#### Brief:
Print the data below verbatim, minus images.

#### Provided information:
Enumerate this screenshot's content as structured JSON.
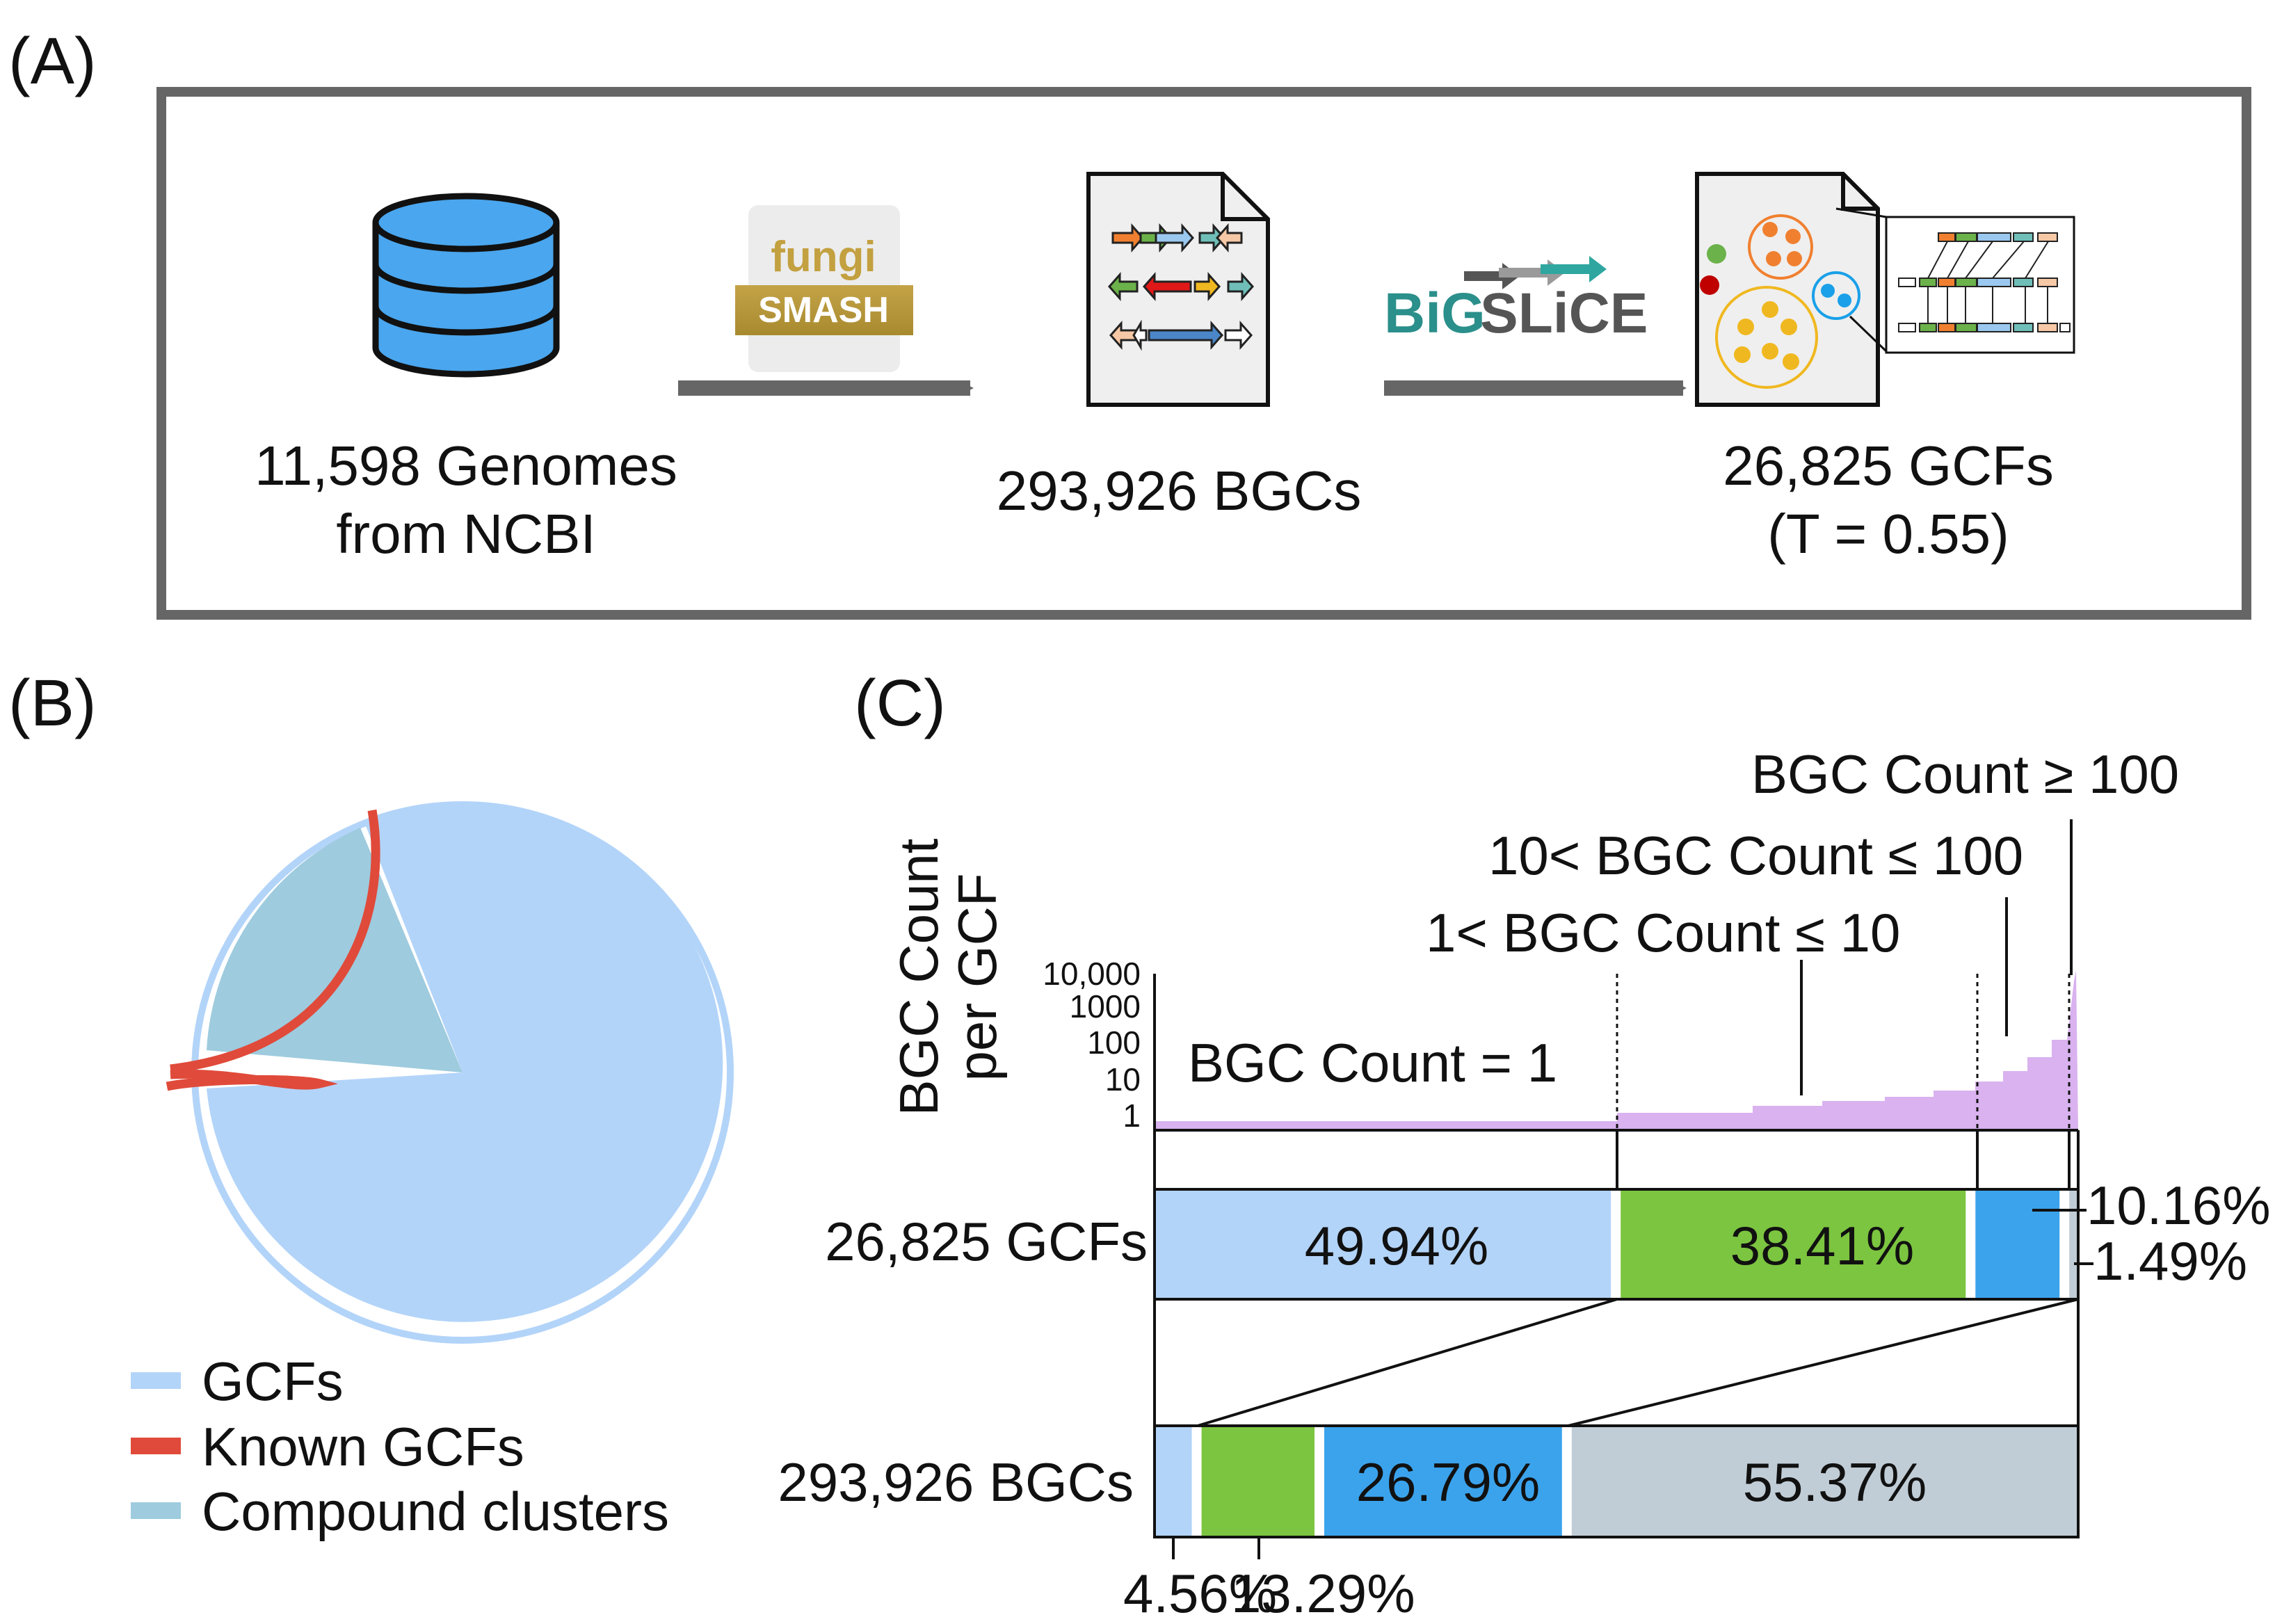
{
  "panels": {
    "a": {
      "label": "(A)",
      "genomes": {
        "line1": "11,598 Genomes",
        "line2": "from NCBI"
      },
      "fungismash": {
        "line1": "fungi",
        "line2": "SMASH"
      },
      "bgcs": "293,926 BGCs",
      "bigslice": {
        "part1": "BiG",
        "part2": "SLiCE"
      },
      "gcfs": {
        "line1": "26,825 GCFs",
        "line2": "(T = 0.55)"
      }
    },
    "b": {
      "label": "(B)",
      "legend": [
        "GCFs",
        "Known GCFs",
        "Compound clusters"
      ]
    },
    "c": {
      "label": "(C)",
      "ylabel": {
        "line1": "BGC Count",
        "line2": "per GCF"
      },
      "yticks": [
        "10,000",
        "1000",
        "100",
        "10",
        "1"
      ],
      "categories": {
        "eq1": "BGC Count = 1",
        "c1to10": "1< BGC Count ≤ 10",
        "c10to100": "10< BGC Count ≤ 100",
        "ge100": "BGC Count ≥ 100"
      },
      "gcf_row_label": "26,825 GCFs",
      "bgc_row_label": "293,926 BGCs",
      "gcf_pct": {
        "a": "49.94%",
        "b": "38.41%",
        "c": "10.16%",
        "d": "1.49%"
      },
      "bgc_pct": {
        "a": "4.56%",
        "b": "13.29%",
        "c": "26.79%",
        "d": "55.37%"
      }
    }
  },
  "chart_data": {
    "type": "stacked-bar",
    "title": "",
    "categories": [
      "BGC Count = 1",
      "1< BGC Count ≤ 10",
      "10< BGC Count ≤ 100",
      "BGC Count ≥ 100"
    ],
    "series": [
      {
        "name": "26,825 GCFs",
        "values": [
          49.94,
          38.41,
          10.16,
          1.49
        ]
      },
      {
        "name": "293,926 BGCs",
        "values": [
          4.56,
          13.29,
          26.79,
          55.37
        ]
      }
    ],
    "colors": [
      "#b3d4f9",
      "#7cc540",
      "#3ba3ec",
      "#c1cdd6"
    ],
    "distribution": {
      "type": "area",
      "ylabel": "BGC Count per GCF",
      "yscale": "log",
      "ylim": [
        1,
        10000
      ],
      "color": "#d9b2ef"
    },
    "pie": {
      "type": "pie",
      "labels": [
        "GCFs",
        "Known GCFs",
        "Compound clusters"
      ],
      "colors": [
        "#b3d4f9",
        "#e04a3a",
        "#9ecbde"
      ]
    }
  }
}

#### Solution:
Enumerate this screenshot's content as structured JSON.
{
  "panels": {
    "a": {
      "label": "(A)",
      "genomes": {
        "line1": "11,598 Genomes",
        "line2": "from NCBI"
      },
      "fungismash": {
        "line1": "fungi",
        "line2": "SMASH"
      },
      "bgcs": "293,926 BGCs",
      "bigslice": {
        "part1": "BiG",
        "part2": "SLiCE"
      },
      "gcfs": {
        "line1": "26,825 GCFs",
        "line2": "(T = 0.55)"
      }
    },
    "b": {
      "label": "(B)",
      "legend": [
        "GCFs",
        "Known GCFs",
        "Compound clusters"
      ]
    },
    "c": {
      "label": "(C)",
      "ylabel": {
        "line1": "BGC Count",
        "line2": "per GCF"
      },
      "yticks": [
        "10,000",
        "1000",
        "100",
        "10",
        "1"
      ],
      "categories": {
        "eq1": "BGC Count = 1",
        "c1to10": "1< BGC Count ≤ 10",
        "c10to100": "10< BGC Count ≤ 100",
        "ge100": "BGC Count ≥ 100"
      },
      "gcf_row_label": "26,825 GCFs",
      "bgc_row_label": "293,926 BGCs",
      "gcf_pct": {
        "a": "49.94%",
        "b": "38.41%",
        "c": "10.16%",
        "d": "1.49%"
      },
      "bgc_pct": {
        "a": "4.56%",
        "b": "13.29%",
        "c": "26.79%",
        "d": "55.37%"
      }
    }
  },
  "chart_data": {
    "type": "stacked-bar",
    "title": "",
    "categories": [
      "BGC Count = 1",
      "1< BGC Count ≤ 10",
      "10< BGC Count ≤ 100",
      "BGC Count ≥ 100"
    ],
    "series": [
      {
        "name": "26,825 GCFs",
        "values": [
          49.94,
          38.41,
          10.16,
          1.49
        ]
      },
      {
        "name": "293,926 BGCs",
        "values": [
          4.56,
          13.29,
          26.79,
          55.37
        ]
      }
    ],
    "colors": [
      "#b3d4f9",
      "#7cc540",
      "#3ba3ec",
      "#c1cdd6"
    ],
    "distribution": {
      "type": "area",
      "ylabel": "BGC Count per GCF",
      "yscale": "log",
      "ylim": [
        1,
        10000
      ],
      "color": "#d9b2ef"
    },
    "pie": {
      "type": "pie",
      "labels": [
        "GCFs",
        "Known GCFs",
        "Compound clusters"
      ],
      "colors": [
        "#b3d4f9",
        "#e04a3a",
        "#9ecbde"
      ]
    }
  }
}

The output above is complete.